» **Set problem**
Examine the material below. Gather every line in which the string "ingredients" appears.

» **Dataset entries**
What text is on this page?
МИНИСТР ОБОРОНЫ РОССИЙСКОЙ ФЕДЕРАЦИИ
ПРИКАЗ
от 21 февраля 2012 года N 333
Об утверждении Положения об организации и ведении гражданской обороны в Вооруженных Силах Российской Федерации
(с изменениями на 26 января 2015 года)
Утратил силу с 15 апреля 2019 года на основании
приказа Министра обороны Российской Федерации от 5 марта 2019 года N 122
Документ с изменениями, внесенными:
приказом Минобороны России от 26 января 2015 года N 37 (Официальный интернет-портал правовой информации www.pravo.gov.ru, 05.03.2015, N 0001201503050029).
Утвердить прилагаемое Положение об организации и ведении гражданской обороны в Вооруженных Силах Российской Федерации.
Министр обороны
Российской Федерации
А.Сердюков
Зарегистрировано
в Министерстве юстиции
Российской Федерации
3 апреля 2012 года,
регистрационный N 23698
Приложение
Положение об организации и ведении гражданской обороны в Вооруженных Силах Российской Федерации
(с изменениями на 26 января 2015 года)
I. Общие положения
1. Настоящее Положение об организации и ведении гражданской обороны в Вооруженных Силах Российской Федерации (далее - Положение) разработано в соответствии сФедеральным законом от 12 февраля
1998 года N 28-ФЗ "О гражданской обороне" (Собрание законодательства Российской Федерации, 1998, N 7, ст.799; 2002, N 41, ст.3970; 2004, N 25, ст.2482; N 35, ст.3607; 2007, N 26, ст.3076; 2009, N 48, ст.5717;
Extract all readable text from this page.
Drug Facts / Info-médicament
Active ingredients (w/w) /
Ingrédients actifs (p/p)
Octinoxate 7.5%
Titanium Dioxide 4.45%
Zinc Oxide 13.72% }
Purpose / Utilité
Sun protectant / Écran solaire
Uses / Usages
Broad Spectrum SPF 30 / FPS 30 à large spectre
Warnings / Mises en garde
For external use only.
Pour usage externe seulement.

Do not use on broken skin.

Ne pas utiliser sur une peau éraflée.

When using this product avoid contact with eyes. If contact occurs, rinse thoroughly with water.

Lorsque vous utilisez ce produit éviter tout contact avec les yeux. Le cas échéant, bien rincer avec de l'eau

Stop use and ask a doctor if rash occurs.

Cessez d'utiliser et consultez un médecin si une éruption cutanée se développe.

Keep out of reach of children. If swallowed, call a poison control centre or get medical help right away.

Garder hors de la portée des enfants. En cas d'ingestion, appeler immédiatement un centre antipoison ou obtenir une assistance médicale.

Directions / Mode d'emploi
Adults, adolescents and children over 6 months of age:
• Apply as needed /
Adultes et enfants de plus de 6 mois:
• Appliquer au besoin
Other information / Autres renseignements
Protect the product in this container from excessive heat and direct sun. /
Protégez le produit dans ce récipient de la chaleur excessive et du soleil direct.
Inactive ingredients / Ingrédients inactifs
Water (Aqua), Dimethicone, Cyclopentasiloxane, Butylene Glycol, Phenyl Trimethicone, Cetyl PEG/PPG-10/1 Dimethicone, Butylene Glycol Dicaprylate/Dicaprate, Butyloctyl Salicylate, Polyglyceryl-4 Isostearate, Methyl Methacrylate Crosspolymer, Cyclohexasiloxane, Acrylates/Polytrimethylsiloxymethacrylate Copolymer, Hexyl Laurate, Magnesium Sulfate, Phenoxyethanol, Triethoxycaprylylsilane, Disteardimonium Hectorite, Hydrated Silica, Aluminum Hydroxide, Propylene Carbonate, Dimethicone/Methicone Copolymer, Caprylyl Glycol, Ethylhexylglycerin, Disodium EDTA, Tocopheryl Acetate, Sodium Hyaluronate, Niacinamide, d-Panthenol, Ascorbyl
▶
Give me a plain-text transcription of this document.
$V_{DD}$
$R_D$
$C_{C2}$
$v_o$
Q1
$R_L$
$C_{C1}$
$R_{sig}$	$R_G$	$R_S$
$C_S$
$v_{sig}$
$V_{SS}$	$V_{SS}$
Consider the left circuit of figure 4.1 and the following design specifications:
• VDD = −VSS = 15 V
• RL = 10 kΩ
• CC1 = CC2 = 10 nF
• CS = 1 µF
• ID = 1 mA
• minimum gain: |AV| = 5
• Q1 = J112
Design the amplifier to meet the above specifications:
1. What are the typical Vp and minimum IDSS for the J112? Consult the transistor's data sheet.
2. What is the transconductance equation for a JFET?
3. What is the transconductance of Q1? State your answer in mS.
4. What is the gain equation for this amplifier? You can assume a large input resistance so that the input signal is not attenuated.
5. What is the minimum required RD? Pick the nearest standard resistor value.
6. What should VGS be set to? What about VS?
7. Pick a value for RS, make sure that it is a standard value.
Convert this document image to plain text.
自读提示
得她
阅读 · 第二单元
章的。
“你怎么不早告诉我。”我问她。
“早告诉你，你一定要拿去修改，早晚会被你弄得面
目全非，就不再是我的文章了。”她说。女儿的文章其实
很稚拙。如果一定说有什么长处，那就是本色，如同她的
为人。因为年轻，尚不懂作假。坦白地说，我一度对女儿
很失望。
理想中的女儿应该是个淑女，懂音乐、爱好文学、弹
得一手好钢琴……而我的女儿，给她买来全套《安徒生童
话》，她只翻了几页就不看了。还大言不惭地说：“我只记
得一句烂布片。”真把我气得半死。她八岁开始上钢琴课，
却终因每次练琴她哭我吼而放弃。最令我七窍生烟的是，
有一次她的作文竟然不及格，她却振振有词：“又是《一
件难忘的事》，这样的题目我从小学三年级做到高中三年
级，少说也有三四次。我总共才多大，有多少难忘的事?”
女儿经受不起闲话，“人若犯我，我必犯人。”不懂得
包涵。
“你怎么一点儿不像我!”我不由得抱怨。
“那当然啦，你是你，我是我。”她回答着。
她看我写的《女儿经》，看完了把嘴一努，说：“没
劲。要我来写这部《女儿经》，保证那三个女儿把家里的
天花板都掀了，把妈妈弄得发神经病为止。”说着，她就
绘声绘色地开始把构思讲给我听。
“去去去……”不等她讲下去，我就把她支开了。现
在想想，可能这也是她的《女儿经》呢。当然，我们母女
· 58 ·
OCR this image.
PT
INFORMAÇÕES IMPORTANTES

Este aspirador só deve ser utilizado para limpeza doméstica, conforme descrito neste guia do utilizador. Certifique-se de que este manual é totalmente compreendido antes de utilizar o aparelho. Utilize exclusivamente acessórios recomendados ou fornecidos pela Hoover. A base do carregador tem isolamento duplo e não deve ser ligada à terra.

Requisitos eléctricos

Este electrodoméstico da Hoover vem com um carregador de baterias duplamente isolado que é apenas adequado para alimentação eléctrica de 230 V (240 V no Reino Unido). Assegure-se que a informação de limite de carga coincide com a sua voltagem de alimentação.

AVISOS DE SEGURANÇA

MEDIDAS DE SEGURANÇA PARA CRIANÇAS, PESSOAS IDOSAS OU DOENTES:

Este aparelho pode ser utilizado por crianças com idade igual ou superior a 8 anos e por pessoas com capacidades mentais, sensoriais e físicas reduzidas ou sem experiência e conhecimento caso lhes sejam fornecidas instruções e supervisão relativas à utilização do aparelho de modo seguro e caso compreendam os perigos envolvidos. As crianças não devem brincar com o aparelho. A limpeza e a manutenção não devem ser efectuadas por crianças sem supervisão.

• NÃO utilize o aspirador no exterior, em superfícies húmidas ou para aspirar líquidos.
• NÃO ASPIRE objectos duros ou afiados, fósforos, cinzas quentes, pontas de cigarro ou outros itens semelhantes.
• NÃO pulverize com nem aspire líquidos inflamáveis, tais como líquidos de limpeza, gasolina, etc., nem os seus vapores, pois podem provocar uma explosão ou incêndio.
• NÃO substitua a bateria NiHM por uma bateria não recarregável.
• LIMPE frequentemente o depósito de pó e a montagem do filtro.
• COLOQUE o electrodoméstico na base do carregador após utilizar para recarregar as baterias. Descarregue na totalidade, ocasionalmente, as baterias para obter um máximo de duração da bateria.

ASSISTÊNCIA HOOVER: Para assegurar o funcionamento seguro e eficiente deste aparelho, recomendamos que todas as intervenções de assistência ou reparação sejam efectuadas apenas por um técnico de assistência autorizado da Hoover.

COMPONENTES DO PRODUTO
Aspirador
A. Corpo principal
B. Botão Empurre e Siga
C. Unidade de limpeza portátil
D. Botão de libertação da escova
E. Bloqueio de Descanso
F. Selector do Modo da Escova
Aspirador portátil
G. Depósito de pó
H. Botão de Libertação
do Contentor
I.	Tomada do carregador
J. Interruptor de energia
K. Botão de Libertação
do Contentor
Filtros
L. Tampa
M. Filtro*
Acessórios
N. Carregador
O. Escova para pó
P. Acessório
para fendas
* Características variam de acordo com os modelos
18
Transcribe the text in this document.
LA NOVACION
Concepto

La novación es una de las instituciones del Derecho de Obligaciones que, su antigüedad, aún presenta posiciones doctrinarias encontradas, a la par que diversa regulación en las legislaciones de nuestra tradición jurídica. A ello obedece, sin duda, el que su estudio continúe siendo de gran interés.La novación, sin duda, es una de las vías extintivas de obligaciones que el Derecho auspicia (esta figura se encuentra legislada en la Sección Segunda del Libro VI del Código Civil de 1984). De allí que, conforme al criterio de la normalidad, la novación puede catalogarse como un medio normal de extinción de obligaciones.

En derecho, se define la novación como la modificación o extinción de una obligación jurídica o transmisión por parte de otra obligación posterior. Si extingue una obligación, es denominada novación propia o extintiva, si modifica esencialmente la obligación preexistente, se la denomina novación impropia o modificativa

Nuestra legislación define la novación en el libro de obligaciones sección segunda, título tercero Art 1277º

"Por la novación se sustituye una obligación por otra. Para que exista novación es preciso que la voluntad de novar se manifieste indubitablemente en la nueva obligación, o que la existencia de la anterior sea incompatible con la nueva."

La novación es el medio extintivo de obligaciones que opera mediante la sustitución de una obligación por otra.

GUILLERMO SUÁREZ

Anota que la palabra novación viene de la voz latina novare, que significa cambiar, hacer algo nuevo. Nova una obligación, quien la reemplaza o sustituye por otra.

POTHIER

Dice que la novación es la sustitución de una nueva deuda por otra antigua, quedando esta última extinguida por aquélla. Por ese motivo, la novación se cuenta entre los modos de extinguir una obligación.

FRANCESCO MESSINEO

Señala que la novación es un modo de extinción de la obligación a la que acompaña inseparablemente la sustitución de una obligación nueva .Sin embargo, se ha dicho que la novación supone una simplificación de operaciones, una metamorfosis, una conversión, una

» **Exercise answer**
Active ingredients (w/w) /
Inactive ingredients / Ingrédients inactifs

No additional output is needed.